Work required =
Write out all of the data without omission, exactly as shown.

— start of Rows —

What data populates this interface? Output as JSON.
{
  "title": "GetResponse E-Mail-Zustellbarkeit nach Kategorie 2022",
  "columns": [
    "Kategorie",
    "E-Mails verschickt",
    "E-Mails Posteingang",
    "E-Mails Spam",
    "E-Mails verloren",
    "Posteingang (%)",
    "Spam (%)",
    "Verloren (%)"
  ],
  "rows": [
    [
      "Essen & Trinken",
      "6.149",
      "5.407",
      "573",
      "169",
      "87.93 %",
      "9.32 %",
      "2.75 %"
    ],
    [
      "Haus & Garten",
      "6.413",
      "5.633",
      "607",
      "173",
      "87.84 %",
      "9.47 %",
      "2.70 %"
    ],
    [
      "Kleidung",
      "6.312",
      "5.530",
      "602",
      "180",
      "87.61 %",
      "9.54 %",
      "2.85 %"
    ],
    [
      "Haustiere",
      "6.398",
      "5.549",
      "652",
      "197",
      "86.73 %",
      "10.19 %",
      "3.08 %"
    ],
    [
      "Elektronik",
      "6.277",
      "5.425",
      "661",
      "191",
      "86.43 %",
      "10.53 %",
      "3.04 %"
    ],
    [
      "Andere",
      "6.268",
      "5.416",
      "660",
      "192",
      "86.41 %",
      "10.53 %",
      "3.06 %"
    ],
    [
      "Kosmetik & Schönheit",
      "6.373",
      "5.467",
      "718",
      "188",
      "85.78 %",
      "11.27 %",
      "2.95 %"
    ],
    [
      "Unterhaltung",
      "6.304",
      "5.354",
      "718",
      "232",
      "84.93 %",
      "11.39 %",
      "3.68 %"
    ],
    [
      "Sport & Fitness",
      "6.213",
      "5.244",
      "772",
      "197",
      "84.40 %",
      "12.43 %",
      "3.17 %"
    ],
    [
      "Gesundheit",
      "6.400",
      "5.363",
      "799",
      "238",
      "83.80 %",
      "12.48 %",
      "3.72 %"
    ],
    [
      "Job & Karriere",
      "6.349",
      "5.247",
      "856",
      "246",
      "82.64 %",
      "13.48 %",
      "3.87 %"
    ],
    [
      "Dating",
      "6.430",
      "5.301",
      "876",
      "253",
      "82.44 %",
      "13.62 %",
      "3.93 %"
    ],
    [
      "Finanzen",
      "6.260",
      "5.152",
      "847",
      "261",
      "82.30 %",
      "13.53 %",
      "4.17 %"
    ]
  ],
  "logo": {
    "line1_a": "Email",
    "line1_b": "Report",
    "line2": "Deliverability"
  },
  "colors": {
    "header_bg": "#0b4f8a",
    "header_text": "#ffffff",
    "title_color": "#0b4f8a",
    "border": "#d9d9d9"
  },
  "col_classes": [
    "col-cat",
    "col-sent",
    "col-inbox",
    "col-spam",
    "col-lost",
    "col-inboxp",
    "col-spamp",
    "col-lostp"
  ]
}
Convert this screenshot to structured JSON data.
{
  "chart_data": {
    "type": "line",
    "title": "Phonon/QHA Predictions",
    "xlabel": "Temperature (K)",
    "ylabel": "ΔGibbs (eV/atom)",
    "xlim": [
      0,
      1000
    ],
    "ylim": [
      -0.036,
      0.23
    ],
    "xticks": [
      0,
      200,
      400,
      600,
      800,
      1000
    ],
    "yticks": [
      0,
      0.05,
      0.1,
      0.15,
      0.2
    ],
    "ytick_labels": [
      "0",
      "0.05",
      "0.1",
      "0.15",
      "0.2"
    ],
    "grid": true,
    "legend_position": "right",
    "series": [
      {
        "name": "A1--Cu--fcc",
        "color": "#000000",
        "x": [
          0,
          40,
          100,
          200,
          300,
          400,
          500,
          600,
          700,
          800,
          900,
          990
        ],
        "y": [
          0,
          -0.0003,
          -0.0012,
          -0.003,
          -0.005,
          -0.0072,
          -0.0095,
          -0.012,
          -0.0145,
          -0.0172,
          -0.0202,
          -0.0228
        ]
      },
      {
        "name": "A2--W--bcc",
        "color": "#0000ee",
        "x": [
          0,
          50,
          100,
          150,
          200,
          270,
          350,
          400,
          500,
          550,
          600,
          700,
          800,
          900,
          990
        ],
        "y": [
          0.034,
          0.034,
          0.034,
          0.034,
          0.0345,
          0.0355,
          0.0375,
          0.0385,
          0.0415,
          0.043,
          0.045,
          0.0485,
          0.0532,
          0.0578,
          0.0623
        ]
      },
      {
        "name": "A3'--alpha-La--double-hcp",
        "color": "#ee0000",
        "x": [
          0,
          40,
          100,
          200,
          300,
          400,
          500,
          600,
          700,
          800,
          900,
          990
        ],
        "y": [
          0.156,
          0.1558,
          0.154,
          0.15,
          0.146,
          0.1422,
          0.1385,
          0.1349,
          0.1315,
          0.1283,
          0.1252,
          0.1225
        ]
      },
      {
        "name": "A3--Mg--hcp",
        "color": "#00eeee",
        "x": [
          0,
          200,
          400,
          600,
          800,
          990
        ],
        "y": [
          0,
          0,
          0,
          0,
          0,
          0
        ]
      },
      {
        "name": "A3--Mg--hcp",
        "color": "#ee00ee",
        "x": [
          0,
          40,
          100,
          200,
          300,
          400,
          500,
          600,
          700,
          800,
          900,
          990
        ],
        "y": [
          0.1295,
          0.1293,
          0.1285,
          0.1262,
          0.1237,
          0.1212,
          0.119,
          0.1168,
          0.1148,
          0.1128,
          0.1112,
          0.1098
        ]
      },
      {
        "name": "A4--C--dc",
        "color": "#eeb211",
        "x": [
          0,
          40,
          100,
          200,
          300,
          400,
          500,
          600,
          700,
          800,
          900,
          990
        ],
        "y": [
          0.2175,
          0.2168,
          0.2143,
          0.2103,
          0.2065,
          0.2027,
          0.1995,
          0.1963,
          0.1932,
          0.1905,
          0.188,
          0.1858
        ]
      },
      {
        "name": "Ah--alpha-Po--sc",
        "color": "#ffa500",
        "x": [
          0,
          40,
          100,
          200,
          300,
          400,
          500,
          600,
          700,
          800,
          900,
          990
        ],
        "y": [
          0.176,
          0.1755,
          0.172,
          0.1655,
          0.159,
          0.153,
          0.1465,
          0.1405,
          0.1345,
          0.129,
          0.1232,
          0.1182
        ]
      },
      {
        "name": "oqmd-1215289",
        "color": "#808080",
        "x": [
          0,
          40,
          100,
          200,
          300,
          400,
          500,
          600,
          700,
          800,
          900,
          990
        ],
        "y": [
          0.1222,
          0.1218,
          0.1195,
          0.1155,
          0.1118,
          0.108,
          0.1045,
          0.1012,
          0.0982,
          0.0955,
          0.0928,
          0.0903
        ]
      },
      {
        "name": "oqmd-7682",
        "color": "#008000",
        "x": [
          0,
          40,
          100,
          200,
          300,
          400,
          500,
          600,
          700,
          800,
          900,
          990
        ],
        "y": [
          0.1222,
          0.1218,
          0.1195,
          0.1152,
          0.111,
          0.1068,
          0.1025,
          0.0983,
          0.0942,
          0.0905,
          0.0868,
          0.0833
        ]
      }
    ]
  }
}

— end of Rows —

Task response =
What data populates this interface? Output as JSON.
{
  "title": "GetResponse E-Mail-Zustellbarkeit nach Kategorie 2022",
  "columns": [
    "Kategorie",
    "E-Mails verschickt",
    "E-Mails Posteingang",
    "E-Mails Spam",
    "E-Mails verloren",
    "Posteingang (%)",
    "Spam (%)",
    "Verloren (%)"
  ],
  "rows": [
    [
      "Essen & Trinken",
      "6.149",
      "5.407",
      "573",
      "169",
      "87.93 %",
      "9.32 %",
      "2.75 %"
    ],
    [
      "Haus & Garten",
      "6.413",
      "5.633",
      "607",
      "173",
      "87.84 %",
      "9.47 %",
      "2.70 %"
    ],
    [
      "Kleidung",
      "6.312",
      "5.530",
      "602",
      "180",
      "87.61 %",
      "9.54 %",
      "2.85 %"
    ],
    [
      "Haustiere",
      "6.398",
      "5.549",
      "652",
      "197",
      "86.73 %",
      "10.19 %",
      "3.08 %"
    ],
    [
      "Elektronik",
      "6.277",
      "5.425",
      "661",
      "191",
      "86.43 %",
      "10.53 %",
      "3.04 %"
    ],
    [
      "Andere",
      "6.268",
      "5.416",
      "660",
      "192",
      "86.41 %",
      "10.53 %",
      "3.06 %"
    ],
    [
      "Kosmetik & Schönheit",
      "6.373",
      "5.467",
      "718",
      "188",
      "85.78 %",
      "11.27 %",
      "2.95 %"
    ],
    [
      "Unterhaltung",
      "6.304",
      "5.354",
      "718",
      "232",
      "84.93 %",
      "11.39 %",
      "3.68 %"
    ],
    [
      "Sport & Fitness",
      "6.213",
      "5.244",
      "772",
      "197",
      "84.40 %",
      "12.43 %",
      "3.17 %"
    ],
    [
      "Gesundheit",
      "6.400",
      "5.363",
      "799",
      "238",
      "83.80 %",
      "12.48 %",
      "3.72 %"
    ],
    [
      "Job & Karriere",
      "6.349",
      "5.247",
      "856",
      "246",
      "82.64 %",
      "13.48 %",
      "3.87 %"
    ],
    [
      "Dating",
      "6.430",
      "5.301",
      "876",
      "253",
      "82.44 %",
      "13.62 %",
      "3.93 %"
    ],
    [
      "Finanzen",
      "6.260",
      "5.152",
      "847",
      "261",
      "82.30 %",
      "13.53 %",
      "4.17 %"
    ]
  ],
  "logo": {
    "line1_a": "Email",
    "line1_b": "Report",
    "line2": "Deliverability"
  },
  "colors": {
    "header_bg": "#0b4f8a",
    "header_text": "#ffffff",
    "title_color": "#0b4f8a",
    "border": "#d9d9d9"
  },
  "col_classes": [
    "col-cat",
    "col-sent",
    "col-inbox",
    "col-spam",
    "col-lost",
    "col-inboxp",
    "col-spamp",
    "col-lostp"
  ]
}
Convert this screenshot to structured JSON data.
{
  "chart_data": {
    "type": "line",
    "title": "Phonon/QHA Predictions",
    "xlabel": "Temperature (K)",
    "ylabel": "ΔGibbs (eV/atom)",
    "xlim": [
      0,
      1000
    ],
    "ylim": [
      -0.036,
      0.23
    ],
    "xticks": [
      0,
      200,
      400,
      600,
      800,
      1000
    ],
    "yticks": [
      0,
      0.05,
      0.1,
      0.15,
      0.2
    ],
    "ytick_labels": [
      "0",
      "0.05",
      "0.1",
      "0.15",
      "0.2"
    ],
    "grid": true,
    "legend_position": "right",
    "series": [
      {
        "name": "A1--Cu--fcc",
        "color": "#000000",
        "x": [
          0,
          40,
          100,
          200,
          300,
          400,
          500,
          600,
          700,
          800,
          900,
          990
        ],
        "y": [
          0,
          -0.0003,
          -0.0012,
          -0.003,
          -0.005,
          -0.0072,
          -0.0095,
          -0.012,
          -0.0145,
          -0.0172,
          -0.0202,
          -0.0228
        ]
      },
      {
        "name": "A2--W--bcc",
        "color": "#0000ee",
        "x": [
          0,
          50,
          100,
          150,
          200,
          270,
          350,
          400,
          500,
          550,
          600,
          700,
          800,
          900,
          990
        ],
        "y": [
          0.034,
          0.034,
          0.034,
          0.034,
          0.0345,
          0.0355,
          0.0375,
          0.0385,
          0.0415,
          0.043,
          0.045,
          0.0485,
          0.0532,
          0.0578,
          0.0623
        ]
      },
      {
        "name": "A3'--alpha-La--double-hcp",
        "color": "#ee0000",
        "x": [
          0,
          40,
          100,
          200,
          300,
          400,
          500,
          600,
          700,
          800,
          900,
          990
        ],
        "y": [
          0.156,
          0.1558,
          0.154,
          0.15,
          0.146,
          0.1422,
          0.1385,
          0.1349,
          0.1315,
          0.1283,
          0.1252,
          0.1225
        ]
      },
      {
        "name": "A3--Mg--hcp",
        "color": "#00eeee",
        "x": [
          0,
          200,
          400,
          600,
          800,
          990
        ],
        "y": [
          0,
          0,
          0,
          0,
          0,
          0
        ]
      },
      {
        "name": "A3--Mg--hcp",
        "color": "#ee00ee",
        "x": [
          0,
          40,
          100,
          200,
          300,
          400,
          500,
          600,
          700,
          800,
          900,
          990
        ],
        "y": [
          0.1295,
          0.1293,
          0.1285,
          0.1262,
          0.1237,
          0.1212,
          0.119,
          0.1168,
          0.1148,
          0.1128,
          0.1112,
          0.1098
        ]
      },
      {
        "name": "A4--C--dc",
        "color": "#eeb211",
        "x": [
          0,
          40,
          100,
          200,
          300,
          400,
          500,
          600,
          700,
          800,
          900,
          990
        ],
        "y": [
          0.2175,
          0.2168,
          0.2143,
          0.2103,
          0.2065,
          0.2027,
          0.1995,
          0.1963,
          0.1932,
          0.1905,
          0.188,
          0.1858
        ]
      },
      {
        "name": "Ah--alpha-Po--sc",
        "color": "#ffa500",
        "x": [
          0,
          40,
          100,
          200,
          300,
          400,
          500,
          600,
          700,
          800,
          900,
          990
        ],
        "y": [
          0.176,
          0.1755,
          0.172,
          0.1655,
          0.159,
          0.153,
          0.1465,
          0.1405,
          0.1345,
          0.129,
          0.1232,
          0.1182
        ]
      },
      {
        "name": "oqmd-1215289",
        "color": "#808080",
        "x": [
          0,
          40,
          100,
          200,
          300,
          400,
          500,
          600,
          700,
          800,
          900,
          990
        ],
        "y": [
          0.1222,
          0.1218,
          0.1195,
          0.1155,
          0.1118,
          0.108,
          0.1045,
          0.1012,
          0.0982,
          0.0955,
          0.0928,
          0.0903
        ]
      },
      {
        "name": "oqmd-7682",
        "color": "#008000",
        "x": [
          0,
          40,
          100,
          200,
          300,
          400,
          500,
          600,
          700,
          800,
          900,
          990
        ],
        "y": [
          0.1222,
          0.1218,
          0.1195,
          0.1152,
          0.111,
          0.1068,
          0.1025,
          0.0983,
          0.0942,
          0.0905,
          0.0868,
          0.0833
        ]
      }
    ]
  }
}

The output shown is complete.